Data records
-- START --

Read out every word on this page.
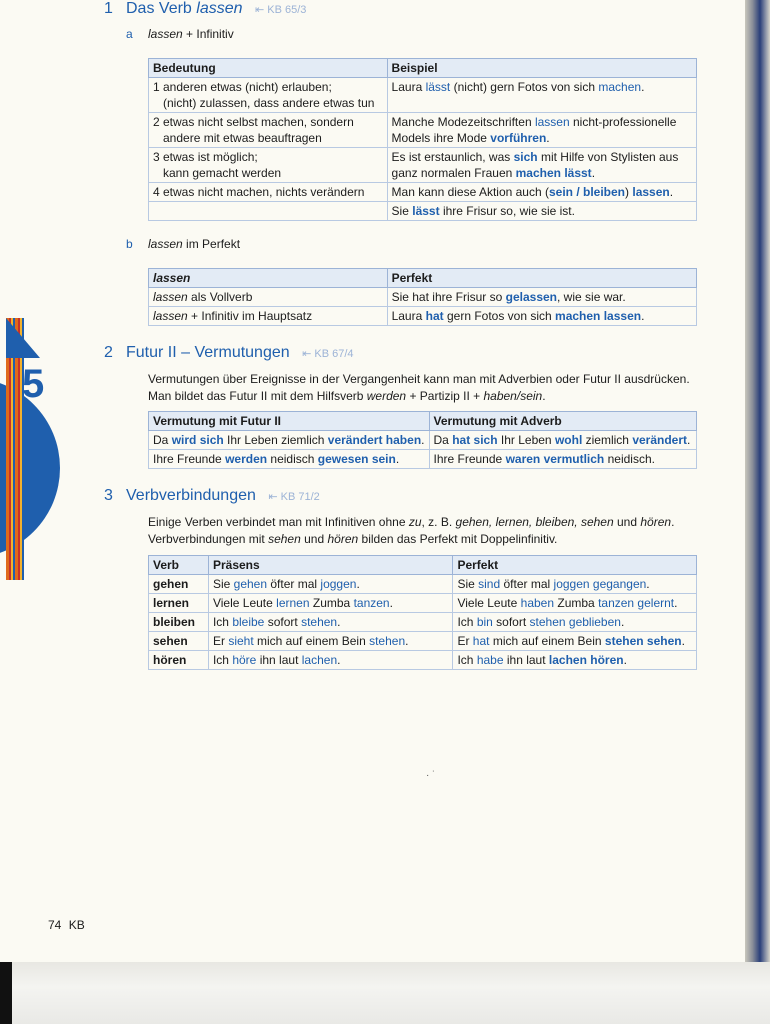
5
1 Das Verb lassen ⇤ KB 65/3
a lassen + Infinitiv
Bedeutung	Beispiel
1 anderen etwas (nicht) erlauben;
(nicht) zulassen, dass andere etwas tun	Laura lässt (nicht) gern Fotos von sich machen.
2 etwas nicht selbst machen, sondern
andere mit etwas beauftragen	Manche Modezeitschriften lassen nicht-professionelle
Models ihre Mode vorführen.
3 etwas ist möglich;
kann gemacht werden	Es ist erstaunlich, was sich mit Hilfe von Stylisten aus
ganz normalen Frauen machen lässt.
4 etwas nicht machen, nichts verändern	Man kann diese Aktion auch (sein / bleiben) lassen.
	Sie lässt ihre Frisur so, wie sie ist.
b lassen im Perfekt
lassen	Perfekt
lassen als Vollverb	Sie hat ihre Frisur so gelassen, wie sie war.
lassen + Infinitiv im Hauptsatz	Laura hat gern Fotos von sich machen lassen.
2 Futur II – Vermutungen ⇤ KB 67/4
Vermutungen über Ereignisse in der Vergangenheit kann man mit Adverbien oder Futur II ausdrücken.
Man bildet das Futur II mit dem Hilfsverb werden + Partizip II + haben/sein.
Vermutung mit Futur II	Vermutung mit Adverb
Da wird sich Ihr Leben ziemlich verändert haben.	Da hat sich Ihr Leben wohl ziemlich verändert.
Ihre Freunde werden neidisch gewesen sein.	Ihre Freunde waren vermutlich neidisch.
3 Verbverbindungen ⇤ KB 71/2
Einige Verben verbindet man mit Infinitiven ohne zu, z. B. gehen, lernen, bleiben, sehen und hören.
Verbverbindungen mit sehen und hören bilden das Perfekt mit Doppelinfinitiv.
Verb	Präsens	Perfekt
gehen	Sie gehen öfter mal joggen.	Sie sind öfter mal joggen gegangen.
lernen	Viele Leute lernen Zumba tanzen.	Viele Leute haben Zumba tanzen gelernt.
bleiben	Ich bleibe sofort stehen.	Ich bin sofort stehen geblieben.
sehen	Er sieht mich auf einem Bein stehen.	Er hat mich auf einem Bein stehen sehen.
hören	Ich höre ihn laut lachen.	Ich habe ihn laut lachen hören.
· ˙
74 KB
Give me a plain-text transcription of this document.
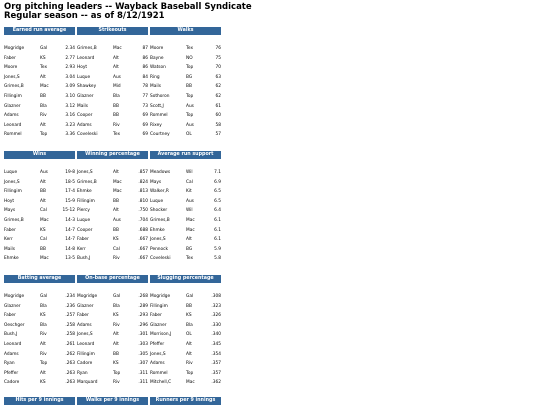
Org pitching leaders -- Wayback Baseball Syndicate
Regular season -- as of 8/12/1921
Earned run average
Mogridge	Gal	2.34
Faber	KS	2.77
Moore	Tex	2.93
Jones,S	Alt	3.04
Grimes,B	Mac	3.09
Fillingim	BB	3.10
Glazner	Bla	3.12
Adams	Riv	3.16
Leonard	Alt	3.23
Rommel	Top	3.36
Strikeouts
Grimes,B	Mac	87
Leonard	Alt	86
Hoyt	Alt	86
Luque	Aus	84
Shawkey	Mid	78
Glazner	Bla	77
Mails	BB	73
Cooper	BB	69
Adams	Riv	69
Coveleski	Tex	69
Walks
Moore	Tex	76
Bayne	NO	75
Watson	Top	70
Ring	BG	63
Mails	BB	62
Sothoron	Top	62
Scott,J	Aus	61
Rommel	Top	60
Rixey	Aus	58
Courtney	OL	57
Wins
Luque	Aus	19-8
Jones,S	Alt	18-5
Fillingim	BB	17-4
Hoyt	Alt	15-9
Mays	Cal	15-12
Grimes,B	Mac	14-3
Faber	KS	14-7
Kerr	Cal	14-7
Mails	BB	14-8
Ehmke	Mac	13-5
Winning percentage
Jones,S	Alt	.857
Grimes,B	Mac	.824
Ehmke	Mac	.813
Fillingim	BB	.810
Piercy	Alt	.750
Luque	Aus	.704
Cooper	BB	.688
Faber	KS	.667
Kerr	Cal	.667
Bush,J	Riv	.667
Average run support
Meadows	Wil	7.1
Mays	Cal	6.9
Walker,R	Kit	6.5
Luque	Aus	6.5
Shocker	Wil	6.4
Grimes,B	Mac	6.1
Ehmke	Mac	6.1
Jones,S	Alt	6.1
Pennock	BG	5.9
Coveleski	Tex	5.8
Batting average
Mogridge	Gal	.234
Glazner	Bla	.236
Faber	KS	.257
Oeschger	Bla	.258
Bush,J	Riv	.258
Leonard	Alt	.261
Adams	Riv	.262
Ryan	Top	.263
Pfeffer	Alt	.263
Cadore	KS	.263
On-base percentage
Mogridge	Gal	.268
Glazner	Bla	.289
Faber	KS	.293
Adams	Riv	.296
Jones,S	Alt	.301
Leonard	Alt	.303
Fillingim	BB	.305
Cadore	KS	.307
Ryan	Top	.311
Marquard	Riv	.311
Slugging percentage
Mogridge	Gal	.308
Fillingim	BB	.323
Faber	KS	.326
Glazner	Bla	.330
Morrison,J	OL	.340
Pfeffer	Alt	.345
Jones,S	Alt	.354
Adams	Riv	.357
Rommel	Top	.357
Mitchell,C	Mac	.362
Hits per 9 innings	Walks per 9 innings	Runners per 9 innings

-- END --
-- START --

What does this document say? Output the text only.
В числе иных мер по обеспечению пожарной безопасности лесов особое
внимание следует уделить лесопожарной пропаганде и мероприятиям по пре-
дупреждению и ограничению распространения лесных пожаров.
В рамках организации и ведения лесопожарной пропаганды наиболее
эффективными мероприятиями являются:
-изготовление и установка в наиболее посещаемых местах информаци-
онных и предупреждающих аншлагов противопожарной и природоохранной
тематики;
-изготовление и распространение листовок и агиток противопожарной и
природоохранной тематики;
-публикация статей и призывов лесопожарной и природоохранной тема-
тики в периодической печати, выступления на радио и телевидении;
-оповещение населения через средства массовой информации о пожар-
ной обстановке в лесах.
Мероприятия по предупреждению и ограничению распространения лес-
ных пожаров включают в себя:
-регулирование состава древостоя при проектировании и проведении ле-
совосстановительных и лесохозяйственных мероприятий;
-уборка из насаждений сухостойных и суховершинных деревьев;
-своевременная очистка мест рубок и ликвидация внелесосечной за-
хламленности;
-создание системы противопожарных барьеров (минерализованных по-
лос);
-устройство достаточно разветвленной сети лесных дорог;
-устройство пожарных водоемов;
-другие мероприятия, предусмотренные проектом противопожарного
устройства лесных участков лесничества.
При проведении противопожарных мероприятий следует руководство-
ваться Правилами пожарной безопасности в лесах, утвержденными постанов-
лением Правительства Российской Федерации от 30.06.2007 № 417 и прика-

-- END --
-- START --

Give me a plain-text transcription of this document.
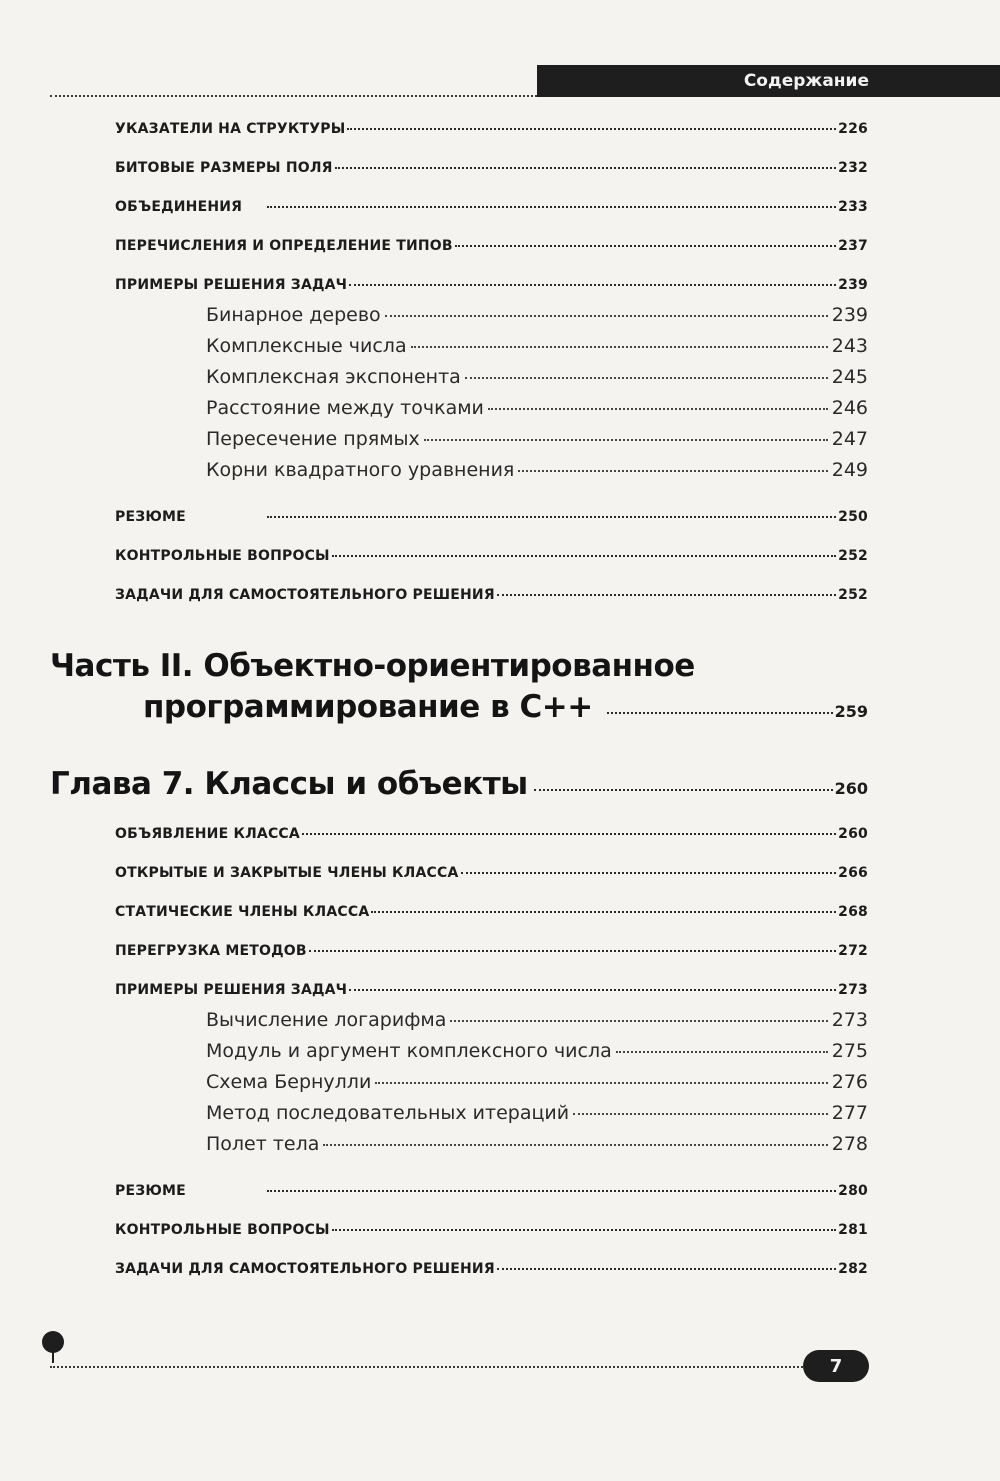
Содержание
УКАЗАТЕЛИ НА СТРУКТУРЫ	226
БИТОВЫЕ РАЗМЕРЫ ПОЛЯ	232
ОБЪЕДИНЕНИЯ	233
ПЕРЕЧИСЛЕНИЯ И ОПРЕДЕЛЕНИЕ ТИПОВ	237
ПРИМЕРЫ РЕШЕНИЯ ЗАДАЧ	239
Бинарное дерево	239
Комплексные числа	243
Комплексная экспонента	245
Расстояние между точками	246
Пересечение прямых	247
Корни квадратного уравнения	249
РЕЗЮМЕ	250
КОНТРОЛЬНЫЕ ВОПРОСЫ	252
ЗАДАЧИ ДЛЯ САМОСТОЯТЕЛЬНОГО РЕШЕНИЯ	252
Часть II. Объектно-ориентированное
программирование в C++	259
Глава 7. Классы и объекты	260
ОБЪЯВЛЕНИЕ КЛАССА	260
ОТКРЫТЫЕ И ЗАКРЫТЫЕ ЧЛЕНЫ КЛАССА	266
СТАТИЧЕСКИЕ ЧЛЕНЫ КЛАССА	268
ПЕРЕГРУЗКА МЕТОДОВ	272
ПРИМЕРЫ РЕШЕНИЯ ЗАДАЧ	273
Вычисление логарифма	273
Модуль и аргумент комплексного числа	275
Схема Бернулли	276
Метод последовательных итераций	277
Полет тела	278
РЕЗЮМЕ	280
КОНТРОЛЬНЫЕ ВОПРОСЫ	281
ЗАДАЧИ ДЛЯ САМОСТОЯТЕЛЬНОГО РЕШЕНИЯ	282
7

-- END --

**Given exercise:** Scan the material and collect every line that contains "лесных".

**Exercise output:**
дупреждению и ограничению распространения лесных пожаров.
-устройство достаточно разветвленной сети лесных дорог;
устройства лесных участков лесничества.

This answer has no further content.